Data items
********************

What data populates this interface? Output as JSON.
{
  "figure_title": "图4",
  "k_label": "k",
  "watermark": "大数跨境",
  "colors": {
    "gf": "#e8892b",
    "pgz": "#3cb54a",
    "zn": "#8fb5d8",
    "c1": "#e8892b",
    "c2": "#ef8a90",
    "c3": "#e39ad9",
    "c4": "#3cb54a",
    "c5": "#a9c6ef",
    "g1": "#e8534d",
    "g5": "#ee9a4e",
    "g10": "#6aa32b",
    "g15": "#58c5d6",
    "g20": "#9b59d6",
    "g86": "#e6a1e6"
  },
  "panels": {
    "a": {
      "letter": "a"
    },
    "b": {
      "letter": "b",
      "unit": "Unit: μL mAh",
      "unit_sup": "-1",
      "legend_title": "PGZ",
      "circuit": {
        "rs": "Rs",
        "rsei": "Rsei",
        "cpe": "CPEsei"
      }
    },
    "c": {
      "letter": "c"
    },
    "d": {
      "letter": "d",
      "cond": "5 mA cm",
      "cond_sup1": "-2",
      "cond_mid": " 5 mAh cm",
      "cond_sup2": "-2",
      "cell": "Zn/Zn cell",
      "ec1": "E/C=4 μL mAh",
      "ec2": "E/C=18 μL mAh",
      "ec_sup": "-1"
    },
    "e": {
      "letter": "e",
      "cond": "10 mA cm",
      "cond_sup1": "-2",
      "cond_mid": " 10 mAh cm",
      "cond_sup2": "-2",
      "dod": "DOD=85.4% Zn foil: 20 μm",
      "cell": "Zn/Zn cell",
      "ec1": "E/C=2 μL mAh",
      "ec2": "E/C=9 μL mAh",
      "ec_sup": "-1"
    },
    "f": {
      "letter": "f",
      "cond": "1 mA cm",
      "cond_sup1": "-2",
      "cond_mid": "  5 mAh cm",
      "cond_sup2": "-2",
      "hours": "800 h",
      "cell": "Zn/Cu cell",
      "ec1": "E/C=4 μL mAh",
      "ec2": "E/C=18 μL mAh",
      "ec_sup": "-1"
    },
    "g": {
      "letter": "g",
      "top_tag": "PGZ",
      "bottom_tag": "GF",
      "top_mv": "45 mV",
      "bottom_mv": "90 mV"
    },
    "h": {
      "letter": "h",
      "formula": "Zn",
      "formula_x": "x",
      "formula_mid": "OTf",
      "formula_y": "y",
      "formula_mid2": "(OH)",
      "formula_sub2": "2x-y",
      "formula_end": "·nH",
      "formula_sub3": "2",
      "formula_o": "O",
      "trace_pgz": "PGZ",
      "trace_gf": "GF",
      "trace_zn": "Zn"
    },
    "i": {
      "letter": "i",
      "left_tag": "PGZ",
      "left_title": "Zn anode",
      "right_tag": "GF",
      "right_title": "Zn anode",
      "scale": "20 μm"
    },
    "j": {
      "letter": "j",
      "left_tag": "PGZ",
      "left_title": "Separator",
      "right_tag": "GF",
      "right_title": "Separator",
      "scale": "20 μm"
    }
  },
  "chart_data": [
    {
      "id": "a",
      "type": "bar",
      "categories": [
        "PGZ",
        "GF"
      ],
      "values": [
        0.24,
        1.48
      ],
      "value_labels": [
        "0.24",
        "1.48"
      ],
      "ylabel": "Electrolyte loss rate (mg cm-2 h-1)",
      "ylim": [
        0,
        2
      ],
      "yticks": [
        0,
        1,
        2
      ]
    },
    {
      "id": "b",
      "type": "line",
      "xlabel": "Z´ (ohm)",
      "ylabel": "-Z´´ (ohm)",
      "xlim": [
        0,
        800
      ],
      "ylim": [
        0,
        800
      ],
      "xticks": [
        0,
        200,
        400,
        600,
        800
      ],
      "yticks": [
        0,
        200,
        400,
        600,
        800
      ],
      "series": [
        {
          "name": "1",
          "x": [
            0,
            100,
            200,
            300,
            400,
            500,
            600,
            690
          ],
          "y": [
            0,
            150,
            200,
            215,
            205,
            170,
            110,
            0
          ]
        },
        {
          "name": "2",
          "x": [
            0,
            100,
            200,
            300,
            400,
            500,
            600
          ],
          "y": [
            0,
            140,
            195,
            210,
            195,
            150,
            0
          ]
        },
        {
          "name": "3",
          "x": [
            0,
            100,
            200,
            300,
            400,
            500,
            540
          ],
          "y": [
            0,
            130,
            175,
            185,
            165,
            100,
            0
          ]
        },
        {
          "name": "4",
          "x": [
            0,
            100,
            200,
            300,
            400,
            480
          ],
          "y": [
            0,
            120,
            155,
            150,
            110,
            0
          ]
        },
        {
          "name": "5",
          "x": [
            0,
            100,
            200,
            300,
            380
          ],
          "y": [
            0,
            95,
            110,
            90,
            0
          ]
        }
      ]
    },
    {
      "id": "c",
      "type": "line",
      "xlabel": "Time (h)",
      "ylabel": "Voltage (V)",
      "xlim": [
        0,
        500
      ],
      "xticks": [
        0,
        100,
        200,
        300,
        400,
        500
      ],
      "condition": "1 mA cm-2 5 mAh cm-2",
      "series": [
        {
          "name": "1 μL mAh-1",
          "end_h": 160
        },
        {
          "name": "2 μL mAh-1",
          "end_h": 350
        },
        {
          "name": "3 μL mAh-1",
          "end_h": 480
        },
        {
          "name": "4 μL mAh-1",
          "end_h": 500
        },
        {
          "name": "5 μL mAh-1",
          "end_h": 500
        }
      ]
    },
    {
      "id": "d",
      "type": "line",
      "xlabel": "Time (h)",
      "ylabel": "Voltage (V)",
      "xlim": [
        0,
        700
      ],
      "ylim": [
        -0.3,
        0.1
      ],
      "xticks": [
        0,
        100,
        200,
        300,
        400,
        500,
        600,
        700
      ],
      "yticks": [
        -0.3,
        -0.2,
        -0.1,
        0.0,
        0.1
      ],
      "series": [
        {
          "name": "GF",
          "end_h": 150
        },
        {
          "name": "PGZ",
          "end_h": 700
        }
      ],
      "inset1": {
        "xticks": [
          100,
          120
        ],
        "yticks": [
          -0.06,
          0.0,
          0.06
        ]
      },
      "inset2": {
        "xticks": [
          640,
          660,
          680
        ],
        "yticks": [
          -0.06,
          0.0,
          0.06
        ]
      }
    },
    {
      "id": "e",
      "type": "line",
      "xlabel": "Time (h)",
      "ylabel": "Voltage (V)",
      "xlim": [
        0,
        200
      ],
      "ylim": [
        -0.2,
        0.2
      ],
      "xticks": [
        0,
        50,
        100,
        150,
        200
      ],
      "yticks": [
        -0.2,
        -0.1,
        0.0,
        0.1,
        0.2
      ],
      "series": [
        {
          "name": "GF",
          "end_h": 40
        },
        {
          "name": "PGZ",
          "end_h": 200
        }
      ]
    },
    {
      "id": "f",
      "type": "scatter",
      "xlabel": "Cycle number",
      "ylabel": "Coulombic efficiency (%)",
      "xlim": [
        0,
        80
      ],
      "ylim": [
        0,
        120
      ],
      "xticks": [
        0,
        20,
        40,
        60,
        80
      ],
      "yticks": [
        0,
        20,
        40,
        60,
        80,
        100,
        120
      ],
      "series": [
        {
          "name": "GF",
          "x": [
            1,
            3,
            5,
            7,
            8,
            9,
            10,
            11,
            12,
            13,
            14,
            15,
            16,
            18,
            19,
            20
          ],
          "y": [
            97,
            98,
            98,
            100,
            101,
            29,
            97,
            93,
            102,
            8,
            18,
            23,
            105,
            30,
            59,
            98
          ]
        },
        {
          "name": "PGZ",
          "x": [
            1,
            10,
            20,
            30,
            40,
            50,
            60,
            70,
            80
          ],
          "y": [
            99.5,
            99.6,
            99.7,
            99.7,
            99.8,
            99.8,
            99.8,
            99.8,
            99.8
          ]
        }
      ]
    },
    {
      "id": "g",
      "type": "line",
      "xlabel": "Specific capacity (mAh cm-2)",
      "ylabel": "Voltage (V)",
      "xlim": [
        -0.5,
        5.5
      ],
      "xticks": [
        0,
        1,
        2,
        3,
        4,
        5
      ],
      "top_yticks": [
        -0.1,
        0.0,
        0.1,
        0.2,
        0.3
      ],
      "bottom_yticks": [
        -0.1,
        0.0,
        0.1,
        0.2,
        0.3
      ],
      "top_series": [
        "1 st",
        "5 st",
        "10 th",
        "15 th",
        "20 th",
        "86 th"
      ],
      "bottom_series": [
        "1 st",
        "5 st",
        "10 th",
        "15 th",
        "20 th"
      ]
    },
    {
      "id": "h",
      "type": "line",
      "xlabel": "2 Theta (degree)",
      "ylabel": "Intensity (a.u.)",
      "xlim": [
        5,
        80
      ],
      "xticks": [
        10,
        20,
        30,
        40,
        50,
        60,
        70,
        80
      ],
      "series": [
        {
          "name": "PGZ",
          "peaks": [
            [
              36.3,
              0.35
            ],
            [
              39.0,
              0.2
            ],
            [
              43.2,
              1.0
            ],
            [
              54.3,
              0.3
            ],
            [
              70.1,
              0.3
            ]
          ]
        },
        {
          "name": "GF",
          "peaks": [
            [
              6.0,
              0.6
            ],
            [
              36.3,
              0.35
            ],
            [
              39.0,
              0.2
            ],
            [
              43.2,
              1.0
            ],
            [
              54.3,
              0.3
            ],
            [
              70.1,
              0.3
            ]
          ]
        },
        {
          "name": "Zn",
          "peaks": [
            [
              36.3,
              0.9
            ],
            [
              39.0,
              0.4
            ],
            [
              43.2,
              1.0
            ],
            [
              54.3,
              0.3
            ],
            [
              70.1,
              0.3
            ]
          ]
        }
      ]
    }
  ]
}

********************

Find the word "xlabel" in the data and show each line that holds it.

      "xlabel": "Z´ (ohm)",
      "xlabel": "Time (h)",
      "xlabel": "Time (h)",
      "xlabel": "Time (h)",
      "xlabel": "Cycle number",
      "xlabel": "Specific capacity (mAh cm-2)",
      "xlabel": "2 Theta (degree)",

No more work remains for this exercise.